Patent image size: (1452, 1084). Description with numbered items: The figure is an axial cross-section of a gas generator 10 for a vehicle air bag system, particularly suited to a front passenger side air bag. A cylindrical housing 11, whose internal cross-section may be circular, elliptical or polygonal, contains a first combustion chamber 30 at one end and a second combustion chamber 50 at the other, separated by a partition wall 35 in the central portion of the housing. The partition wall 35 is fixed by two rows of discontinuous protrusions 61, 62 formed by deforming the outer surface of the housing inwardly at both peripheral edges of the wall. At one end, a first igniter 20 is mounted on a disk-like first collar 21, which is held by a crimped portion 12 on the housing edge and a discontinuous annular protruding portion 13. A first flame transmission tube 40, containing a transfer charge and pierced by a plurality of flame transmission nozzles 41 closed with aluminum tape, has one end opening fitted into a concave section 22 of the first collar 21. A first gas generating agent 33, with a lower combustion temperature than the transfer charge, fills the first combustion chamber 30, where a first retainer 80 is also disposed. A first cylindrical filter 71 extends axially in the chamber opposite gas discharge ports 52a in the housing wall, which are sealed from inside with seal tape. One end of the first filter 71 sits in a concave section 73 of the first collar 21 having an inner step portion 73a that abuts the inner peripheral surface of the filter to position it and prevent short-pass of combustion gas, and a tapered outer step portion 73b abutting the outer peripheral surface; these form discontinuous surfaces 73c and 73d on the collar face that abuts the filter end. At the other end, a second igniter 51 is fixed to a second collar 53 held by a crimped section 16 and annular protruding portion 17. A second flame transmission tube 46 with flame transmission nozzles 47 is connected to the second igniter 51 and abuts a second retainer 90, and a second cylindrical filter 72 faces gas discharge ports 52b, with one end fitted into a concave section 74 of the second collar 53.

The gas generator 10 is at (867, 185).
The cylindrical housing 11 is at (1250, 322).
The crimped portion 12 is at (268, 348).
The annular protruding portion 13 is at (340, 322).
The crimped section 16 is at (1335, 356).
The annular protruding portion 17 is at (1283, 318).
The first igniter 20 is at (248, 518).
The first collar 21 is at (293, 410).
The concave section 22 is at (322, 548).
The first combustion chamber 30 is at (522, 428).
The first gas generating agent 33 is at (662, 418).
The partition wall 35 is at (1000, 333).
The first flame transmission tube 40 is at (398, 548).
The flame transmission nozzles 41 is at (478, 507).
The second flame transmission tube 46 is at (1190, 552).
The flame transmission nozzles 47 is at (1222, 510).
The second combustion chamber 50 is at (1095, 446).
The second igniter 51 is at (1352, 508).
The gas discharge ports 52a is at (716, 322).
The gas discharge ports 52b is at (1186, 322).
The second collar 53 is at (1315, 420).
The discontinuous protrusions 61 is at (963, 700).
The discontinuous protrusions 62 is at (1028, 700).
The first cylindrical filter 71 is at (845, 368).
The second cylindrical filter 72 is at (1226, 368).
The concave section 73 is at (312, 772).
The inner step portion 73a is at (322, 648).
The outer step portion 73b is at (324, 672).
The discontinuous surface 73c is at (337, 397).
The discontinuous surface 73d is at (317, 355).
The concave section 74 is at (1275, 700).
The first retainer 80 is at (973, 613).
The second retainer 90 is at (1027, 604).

* * * * * * *

### WRITTEN INSTRUCTION
Reproduce every line of the records above verbatim, with no additions, omissions, or alterations.

### FINISHED ANSWER
Patent image size: (1452, 1084). Description with numbered items: The figure is an axial cross-section of a gas generator 10 for a vehicle air bag system, particularly suited to a front passenger side air bag. A cylindrical housing 11, whose internal cross-section may be circular, elliptical or polygonal, contains a first combustion chamber 30 at one end and a second combustion chamber 50 at the other, separated by a partition wall 35 in the central portion of the housing. The partition wall 35 is fixed by two rows of discontinuous protrusions 61, 62 formed by deforming the outer surface of the housing inwardly at both peripheral edges of the wall. At one end, a first igniter 20 is mounted on a disk-like first collar 21, which is held by a crimped portion 12 on the housing edge and a discontinuous annular protruding portion 13. A first flame transmission tube 40, containing a transfer charge and pierced by a plurality of flame transmission nozzles 41 closed with aluminum tape, has one end opening fitted into a concave section 22 of the first collar 21. A first gas generating agent 33, with a lower combustion temperature than the transfer charge, fills the first combustion chamber 30, where a first retainer 80 is also disposed. A first cylindrical filter 71 extends axially in the chamber opposite gas discharge ports 52a in the housing wall, which are sealed from inside with seal tape. One end of the first filter 71 sits in a concave section 73 of the first collar 21 having an inner step portion 73a that abuts the inner peripheral surface of the filter to position it and prevent short-pass of combustion gas, and a tapered outer step portion 73b abutting the outer peripheral surface; these form discontinuous surfaces 73c and 73d on the collar face that abuts the filter end. At the other end, a second igniter 51 is fixed to a second collar 53 held by a crimped section 16 and annular protruding portion 17. A second flame transmission tube 46 with flame transmission nozzles 47 is connected to the second igniter 51 and abuts a second retainer 90, and a second cylindrical filter 72 faces gas discharge ports 52b, with one end fitted into a concave section 74 of the second collar 53.

The gas generator 10 is at (867, 185).
The cylindrical housing 11 is at (1250, 322).
The crimped portion 12 is at (268, 348).
The annular protruding portion 13 is at (340, 322).
The crimped section 16 is at (1335, 356).
The annular protruding portion 17 is at (1283, 318).
The first igniter 20 is at (248, 518).
The first collar 21 is at (293, 410).
The concave section 22 is at (322, 548).
The first combustion chamber 30 is at (522, 428).
The first gas generating agent 33 is at (662, 418).
The partition wall 35 is at (1000, 333).
The first flame transmission tube 40 is at (398, 548).
The flame transmission nozzles 41 is at (478, 507).
The second flame transmission tube 46 is at (1190, 552).
The flame transmission nozzles 47 is at (1222, 510).
The second combustion chamber 50 is at (1095, 446).
The second igniter 51 is at (1352, 508).
The gas discharge ports 52a is at (716, 322).
The gas discharge ports 52b is at (1186, 322).
The second collar 53 is at (1315, 420).
The discontinuous protrusions 61 is at (963, 700).
The discontinuous protrusions 62 is at (1028, 700).
The first cylindrical filter 71 is at (845, 368).
The second cylindrical filter 72 is at (1226, 368).
The concave section 73 is at (312, 772).
The inner step portion 73a is at (322, 648).
The outer step portion 73b is at (324, 672).
The discontinuous surface 73c is at (337, 397).
The discontinuous surface 73d is at (317, 355).
The concave section 74 is at (1275, 700).
The first retainer 80 is at (973, 613).
The second retainer 90 is at (1027, 604).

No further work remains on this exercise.